BEGIN
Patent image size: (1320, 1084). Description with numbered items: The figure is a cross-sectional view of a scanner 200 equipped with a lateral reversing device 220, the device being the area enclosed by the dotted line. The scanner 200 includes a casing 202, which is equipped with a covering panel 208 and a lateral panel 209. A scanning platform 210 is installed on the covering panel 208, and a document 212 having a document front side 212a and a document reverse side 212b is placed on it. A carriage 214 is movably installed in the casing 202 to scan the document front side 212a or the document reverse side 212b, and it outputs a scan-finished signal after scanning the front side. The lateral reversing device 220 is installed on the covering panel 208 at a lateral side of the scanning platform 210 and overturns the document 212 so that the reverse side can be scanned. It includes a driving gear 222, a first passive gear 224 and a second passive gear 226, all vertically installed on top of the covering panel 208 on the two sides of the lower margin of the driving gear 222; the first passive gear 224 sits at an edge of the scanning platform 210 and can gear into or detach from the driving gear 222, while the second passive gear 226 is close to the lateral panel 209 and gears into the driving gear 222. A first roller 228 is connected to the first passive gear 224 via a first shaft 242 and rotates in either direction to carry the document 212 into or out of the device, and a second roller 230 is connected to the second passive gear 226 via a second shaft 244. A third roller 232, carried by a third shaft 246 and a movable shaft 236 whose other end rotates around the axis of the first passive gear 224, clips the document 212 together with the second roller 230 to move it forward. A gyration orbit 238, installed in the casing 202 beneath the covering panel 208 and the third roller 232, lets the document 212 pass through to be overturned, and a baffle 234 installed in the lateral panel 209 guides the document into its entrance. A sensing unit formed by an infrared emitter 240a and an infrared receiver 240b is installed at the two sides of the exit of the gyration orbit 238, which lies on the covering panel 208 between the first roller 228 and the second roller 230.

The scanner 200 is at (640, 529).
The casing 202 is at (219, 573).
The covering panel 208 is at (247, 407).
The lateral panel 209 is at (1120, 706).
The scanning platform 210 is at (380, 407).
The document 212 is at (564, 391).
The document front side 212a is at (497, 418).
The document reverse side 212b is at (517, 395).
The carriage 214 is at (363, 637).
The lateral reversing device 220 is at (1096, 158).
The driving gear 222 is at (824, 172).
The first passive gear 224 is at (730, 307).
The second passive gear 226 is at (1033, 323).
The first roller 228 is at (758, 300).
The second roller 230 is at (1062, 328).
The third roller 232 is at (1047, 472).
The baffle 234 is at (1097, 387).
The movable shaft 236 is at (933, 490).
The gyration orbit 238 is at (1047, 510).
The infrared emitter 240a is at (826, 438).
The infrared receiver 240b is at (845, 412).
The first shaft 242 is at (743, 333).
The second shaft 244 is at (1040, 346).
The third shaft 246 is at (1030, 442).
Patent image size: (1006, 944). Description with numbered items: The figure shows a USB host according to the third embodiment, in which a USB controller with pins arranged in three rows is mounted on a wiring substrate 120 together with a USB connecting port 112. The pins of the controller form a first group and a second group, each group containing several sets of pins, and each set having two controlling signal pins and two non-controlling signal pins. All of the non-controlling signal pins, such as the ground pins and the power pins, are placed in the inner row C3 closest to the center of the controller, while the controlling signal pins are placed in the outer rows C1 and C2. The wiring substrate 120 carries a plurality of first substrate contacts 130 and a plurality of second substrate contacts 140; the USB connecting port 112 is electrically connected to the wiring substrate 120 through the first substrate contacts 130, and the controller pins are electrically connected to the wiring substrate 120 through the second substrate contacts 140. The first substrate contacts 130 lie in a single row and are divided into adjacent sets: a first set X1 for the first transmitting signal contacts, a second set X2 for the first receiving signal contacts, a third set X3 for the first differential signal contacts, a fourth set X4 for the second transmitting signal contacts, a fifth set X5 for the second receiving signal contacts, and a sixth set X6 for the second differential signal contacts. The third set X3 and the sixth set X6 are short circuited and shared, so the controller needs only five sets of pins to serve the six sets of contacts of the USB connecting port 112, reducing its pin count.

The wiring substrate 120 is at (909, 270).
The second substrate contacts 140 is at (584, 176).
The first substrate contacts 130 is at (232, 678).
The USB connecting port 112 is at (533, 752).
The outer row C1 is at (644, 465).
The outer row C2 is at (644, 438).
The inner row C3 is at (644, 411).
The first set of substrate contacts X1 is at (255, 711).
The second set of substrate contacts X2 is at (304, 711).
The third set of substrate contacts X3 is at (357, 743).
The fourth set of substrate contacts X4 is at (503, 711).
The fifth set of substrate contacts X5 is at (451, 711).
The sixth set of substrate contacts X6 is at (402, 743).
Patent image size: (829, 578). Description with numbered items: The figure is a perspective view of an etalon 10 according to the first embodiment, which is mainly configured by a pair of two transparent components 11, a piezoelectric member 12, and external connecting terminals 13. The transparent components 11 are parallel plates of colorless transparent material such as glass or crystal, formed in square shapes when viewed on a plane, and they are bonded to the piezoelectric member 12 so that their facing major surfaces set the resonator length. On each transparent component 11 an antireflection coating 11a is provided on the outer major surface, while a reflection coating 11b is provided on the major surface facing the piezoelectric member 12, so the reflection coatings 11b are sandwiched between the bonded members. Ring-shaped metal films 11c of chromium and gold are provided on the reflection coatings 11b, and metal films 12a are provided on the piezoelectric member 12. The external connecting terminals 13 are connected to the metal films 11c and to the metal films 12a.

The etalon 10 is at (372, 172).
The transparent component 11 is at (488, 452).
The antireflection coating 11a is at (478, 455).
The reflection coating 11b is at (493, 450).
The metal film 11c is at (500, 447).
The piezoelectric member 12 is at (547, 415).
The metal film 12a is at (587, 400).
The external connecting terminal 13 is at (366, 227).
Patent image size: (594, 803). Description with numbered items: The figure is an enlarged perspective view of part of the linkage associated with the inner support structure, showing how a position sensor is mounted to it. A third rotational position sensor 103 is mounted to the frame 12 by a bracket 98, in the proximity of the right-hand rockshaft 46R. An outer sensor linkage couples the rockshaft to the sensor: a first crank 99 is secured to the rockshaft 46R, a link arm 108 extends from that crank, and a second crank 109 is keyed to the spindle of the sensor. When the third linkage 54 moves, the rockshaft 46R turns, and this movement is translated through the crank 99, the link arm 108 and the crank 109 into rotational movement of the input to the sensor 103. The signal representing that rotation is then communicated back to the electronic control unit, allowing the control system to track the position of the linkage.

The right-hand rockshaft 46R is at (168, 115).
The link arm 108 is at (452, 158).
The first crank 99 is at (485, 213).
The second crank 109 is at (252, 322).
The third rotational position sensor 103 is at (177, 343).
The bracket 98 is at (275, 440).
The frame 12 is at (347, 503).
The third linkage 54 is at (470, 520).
END
## Given instruction
Copy out the part of the listing that opens with the line containing "Patent image size: (1006, 944)." and closes with the line containing "The first substrate contacts 130 is", keeping every line the same.

## Answer to the exercise
Patent image size: (1006, 944). Description with numbered items: The figure shows a USB host according to the third embodiment, in which a USB controller with pins arranged in three rows is mounted on a wiring substrate 120 together with a USB connecting port 112. The pins of the controller form a first group and a second group, each group containing several sets of pins, and each set having two controlling signal pins and two non-controlling signal pins. All of the non-controlling signal pins, such as the ground pins and the power pins, are placed in the inner row C3 closest to the center of the controller, while the controlling signal pins are placed in the outer rows C1 and C2. The wiring substrate 120 carries a plurality of first substrate contacts 130 and a plurality of second substrate contacts 140; the USB connecting port 112 is electrically connected to the wiring substrate 120 through the first substrate contacts 130, and the controller pins are electrically connected to the wiring substrate 120 through the second substrate contacts 140. The first substrate contacts 130 lie in a single row and are divided into adjacent sets: a first set X1 for the first transmitting signal contacts, a second set X2 for the first receiving signal contacts, a third set X3 for the first differential signal contacts, a fourth set X4 for the second transmitting signal contacts, a fifth set X5 for the second receiving signal contacts, and a sixth set X6 for the second differential signal contacts. The third set X3 and the sixth set X6 are short circuited and shared, so the controller needs only five sets of pins to serve the six sets of contacts of the USB connecting port 112, reducing its pin count.

The wiring substrate 120 is at (909, 270).
The second substrate contacts 140 is at (584, 176).
The first substrate contacts 130 is at (232, 678).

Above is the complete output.